§ Exercise requirements: Every line that contains the word "from" should be copied.

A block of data

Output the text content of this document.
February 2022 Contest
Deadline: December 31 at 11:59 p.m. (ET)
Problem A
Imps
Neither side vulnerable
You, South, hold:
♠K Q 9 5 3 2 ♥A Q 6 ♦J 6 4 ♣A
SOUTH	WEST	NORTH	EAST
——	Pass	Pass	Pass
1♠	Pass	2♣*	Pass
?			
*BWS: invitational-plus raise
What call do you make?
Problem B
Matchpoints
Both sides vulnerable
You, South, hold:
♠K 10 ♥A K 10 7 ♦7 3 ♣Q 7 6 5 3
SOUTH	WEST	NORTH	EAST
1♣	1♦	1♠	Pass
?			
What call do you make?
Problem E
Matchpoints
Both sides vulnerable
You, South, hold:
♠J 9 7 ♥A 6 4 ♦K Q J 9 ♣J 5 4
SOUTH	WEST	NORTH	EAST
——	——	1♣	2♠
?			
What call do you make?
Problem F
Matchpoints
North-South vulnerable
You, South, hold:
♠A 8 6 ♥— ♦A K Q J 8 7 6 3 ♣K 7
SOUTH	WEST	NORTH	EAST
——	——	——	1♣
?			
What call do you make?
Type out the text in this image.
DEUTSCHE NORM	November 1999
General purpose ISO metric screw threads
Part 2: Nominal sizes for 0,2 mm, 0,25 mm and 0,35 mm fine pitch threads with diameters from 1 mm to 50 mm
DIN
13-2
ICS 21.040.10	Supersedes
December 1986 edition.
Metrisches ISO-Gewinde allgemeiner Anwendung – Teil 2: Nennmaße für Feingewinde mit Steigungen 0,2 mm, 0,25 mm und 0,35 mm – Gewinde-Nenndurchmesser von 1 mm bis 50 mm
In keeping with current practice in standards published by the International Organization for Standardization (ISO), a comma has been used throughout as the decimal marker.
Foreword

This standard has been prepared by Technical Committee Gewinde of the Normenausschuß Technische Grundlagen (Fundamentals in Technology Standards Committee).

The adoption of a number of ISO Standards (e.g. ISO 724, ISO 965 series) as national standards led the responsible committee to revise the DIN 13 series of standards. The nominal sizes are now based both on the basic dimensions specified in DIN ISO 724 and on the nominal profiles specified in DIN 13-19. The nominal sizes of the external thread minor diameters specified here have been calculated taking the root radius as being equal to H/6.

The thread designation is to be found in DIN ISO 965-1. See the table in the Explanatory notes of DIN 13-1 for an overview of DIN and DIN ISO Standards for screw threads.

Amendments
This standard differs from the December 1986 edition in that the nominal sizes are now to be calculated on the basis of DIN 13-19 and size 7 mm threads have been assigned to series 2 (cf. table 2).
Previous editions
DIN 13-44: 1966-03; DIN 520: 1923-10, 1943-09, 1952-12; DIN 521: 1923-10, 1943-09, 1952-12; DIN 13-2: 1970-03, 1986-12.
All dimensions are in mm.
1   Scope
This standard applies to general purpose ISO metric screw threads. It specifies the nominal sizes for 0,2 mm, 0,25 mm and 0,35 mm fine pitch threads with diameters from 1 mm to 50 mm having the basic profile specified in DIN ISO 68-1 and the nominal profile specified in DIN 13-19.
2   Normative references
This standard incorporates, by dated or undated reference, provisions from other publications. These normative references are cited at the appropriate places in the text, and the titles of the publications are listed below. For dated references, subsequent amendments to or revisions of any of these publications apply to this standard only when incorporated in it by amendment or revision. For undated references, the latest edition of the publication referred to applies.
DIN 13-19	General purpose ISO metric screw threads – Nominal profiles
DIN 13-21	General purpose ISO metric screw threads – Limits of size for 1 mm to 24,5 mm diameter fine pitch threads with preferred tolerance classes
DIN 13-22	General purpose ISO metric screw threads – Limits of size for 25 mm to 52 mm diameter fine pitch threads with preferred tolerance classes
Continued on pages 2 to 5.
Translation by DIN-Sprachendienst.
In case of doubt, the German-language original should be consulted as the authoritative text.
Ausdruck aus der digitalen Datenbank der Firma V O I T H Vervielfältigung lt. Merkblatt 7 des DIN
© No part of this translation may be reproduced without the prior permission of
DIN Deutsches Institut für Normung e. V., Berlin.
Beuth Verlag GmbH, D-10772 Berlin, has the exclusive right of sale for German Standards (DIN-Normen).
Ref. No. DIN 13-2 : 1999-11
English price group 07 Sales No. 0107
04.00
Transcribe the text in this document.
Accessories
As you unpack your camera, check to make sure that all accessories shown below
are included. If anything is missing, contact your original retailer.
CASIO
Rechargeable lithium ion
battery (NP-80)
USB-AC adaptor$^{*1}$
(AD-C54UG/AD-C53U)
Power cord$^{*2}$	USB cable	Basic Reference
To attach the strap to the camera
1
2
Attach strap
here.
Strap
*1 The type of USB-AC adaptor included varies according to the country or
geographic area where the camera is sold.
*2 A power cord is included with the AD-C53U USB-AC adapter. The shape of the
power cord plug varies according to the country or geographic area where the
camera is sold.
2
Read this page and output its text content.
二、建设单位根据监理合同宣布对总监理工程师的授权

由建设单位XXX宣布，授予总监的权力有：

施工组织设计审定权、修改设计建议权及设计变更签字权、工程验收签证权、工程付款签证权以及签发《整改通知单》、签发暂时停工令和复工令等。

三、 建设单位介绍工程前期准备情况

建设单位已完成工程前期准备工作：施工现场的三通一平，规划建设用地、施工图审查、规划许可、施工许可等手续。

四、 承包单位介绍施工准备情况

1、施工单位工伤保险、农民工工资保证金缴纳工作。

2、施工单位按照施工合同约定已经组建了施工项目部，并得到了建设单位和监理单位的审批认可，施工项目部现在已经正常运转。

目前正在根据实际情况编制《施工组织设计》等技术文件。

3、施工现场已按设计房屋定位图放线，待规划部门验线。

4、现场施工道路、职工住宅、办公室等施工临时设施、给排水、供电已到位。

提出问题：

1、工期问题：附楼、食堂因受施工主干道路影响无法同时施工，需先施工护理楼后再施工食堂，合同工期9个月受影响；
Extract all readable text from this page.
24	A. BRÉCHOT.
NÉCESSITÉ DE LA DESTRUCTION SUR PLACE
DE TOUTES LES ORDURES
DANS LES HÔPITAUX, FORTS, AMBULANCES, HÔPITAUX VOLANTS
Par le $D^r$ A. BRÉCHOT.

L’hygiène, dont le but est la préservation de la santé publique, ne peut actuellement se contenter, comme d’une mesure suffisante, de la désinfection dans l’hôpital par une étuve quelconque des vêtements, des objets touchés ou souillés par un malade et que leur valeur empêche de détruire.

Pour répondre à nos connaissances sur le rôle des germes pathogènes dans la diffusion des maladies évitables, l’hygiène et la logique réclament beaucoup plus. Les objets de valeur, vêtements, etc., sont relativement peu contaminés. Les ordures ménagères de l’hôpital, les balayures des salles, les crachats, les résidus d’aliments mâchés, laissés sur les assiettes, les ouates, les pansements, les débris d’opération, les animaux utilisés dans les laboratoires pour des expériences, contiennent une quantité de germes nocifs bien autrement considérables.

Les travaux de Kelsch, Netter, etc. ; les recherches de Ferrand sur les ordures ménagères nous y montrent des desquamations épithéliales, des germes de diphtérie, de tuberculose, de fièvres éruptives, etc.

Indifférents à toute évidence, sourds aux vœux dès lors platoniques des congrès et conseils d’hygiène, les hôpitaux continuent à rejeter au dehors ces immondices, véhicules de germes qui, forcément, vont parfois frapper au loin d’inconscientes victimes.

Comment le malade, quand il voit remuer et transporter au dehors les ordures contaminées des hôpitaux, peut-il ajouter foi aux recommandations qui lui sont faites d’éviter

§ Complete response:
Part 2: Nominal sizes for 0,2 mm, 0,25 mm and 0,35 mm fine pitch threads with diameters from 1 mm to 50 mm
This standard differs from the December 1986 edition in that the nominal sizes are now to be calculated on the basis of DIN 13-19 and size 7 mm threads have been assigned to series 2 (cf. table 2).
This standard applies to general purpose ISO metric screw threads. It specifies the nominal sizes for 0,2 mm, 0,25 mm and 0,35 mm fine pitch threads with diameters from 1 mm to 50 mm having the basic profile specified in DIN ISO 68-1 and the nominal profile specified in DIN 13-19.
This standard incorporates, by dated or undated reference, provisions from other publications. These normative references are cited at the appropriate places in the text, and the titles of the publications are listed below. For dated references, subsequent amendments to or revisions of any of these publications apply to this standard only when incorporated in it by amendment or revision. For undated references, the latest edition of the publication referred to applies.
Extract all readable text from this page.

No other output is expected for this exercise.